BEGIN Records provided

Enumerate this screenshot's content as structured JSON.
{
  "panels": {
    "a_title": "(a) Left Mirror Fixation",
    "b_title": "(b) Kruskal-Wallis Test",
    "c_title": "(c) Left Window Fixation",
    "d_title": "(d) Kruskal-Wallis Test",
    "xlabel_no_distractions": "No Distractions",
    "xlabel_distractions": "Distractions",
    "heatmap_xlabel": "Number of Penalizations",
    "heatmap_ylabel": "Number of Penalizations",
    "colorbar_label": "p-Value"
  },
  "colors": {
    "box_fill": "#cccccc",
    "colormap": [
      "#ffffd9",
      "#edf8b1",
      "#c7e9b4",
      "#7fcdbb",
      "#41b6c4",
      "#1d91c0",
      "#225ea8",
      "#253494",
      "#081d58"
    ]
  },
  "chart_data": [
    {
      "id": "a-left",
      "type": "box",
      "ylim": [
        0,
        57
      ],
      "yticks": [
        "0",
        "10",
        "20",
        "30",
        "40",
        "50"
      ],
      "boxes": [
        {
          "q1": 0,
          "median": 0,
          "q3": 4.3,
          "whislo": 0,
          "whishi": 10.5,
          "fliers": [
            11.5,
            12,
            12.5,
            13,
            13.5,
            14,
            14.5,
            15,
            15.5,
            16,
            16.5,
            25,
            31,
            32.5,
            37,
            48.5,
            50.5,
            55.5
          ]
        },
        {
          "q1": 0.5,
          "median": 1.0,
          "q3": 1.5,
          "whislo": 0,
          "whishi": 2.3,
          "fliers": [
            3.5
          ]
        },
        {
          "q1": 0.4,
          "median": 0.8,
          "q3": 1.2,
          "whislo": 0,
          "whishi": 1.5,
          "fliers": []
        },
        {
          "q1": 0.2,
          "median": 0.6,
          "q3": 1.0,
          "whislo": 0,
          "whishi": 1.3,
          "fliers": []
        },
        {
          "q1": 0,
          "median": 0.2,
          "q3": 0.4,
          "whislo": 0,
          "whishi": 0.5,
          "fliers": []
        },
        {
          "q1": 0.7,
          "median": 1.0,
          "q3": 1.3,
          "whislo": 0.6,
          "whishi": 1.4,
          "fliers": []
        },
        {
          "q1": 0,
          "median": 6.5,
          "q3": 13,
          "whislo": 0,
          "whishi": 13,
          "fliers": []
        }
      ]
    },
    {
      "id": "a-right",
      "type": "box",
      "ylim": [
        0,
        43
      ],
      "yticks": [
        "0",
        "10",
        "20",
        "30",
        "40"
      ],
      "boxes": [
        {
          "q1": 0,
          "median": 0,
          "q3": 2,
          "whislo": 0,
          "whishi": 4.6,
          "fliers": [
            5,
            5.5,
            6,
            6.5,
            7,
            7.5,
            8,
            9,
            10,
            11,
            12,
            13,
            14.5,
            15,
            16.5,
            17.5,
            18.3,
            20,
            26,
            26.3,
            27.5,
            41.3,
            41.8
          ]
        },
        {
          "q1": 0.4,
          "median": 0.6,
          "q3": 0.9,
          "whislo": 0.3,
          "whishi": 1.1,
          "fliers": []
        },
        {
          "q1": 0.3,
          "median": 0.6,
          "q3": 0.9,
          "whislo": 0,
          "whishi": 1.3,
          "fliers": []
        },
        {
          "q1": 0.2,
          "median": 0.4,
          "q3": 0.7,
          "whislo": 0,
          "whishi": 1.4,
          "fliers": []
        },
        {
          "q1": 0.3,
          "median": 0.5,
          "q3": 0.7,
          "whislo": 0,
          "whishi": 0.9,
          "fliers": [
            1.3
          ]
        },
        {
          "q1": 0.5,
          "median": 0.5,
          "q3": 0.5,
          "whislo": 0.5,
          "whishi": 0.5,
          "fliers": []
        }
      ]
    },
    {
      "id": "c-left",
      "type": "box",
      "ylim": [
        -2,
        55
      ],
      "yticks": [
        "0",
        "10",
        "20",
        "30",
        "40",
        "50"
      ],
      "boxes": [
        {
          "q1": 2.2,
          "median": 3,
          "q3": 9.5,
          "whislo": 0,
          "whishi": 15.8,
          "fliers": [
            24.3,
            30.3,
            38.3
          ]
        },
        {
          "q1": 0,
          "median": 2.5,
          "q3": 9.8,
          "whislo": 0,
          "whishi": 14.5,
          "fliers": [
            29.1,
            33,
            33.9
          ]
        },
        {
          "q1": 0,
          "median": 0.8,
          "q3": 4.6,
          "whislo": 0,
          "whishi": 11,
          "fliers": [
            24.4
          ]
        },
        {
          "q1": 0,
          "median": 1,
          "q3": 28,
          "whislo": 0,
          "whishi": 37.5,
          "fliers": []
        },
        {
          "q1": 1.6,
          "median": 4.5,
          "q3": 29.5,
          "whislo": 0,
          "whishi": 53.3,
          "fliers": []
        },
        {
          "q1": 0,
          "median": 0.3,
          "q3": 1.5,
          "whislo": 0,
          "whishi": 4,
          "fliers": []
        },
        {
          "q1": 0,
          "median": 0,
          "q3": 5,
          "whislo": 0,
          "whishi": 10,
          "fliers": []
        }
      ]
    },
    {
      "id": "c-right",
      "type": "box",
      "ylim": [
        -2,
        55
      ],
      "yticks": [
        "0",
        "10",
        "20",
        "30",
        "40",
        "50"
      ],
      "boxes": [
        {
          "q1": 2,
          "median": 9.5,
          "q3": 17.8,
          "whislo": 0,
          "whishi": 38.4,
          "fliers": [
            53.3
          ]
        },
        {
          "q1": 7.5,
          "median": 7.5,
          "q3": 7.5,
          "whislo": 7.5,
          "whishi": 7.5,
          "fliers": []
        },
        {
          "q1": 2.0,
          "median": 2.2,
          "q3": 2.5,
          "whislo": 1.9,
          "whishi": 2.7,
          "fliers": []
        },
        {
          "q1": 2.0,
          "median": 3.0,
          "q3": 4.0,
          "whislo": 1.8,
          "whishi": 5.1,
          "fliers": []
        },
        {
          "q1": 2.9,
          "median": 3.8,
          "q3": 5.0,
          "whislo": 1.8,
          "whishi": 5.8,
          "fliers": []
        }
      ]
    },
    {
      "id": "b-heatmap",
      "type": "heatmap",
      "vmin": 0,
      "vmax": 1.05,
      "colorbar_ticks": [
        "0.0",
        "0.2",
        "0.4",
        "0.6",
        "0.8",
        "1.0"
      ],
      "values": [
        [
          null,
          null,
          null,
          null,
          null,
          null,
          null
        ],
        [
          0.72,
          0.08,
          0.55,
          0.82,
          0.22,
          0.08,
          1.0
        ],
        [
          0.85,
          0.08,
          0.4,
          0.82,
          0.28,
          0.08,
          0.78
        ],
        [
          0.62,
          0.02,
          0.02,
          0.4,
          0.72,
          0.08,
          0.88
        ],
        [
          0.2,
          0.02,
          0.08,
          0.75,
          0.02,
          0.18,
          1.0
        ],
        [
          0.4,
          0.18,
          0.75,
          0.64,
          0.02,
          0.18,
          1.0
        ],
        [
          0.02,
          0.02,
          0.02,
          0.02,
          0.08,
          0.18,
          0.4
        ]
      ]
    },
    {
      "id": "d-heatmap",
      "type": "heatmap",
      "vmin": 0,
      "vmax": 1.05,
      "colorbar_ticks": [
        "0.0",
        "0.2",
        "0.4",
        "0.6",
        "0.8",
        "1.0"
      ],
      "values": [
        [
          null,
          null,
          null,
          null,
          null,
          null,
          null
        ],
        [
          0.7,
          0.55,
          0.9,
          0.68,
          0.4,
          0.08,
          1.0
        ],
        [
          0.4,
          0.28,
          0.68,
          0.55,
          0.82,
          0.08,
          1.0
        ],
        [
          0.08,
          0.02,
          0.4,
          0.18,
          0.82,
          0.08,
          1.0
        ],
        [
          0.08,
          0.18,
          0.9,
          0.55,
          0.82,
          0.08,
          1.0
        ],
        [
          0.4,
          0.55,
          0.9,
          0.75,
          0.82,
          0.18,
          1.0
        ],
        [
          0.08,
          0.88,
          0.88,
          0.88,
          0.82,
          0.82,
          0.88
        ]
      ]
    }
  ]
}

END Records provided

Instructions for the task:
Which lines include the word "Number"? List them all.

Task output:
    "heatmap_xlabel": "Number of Penalizations",
    "heatmap_ylabel": "Number of Penalizations",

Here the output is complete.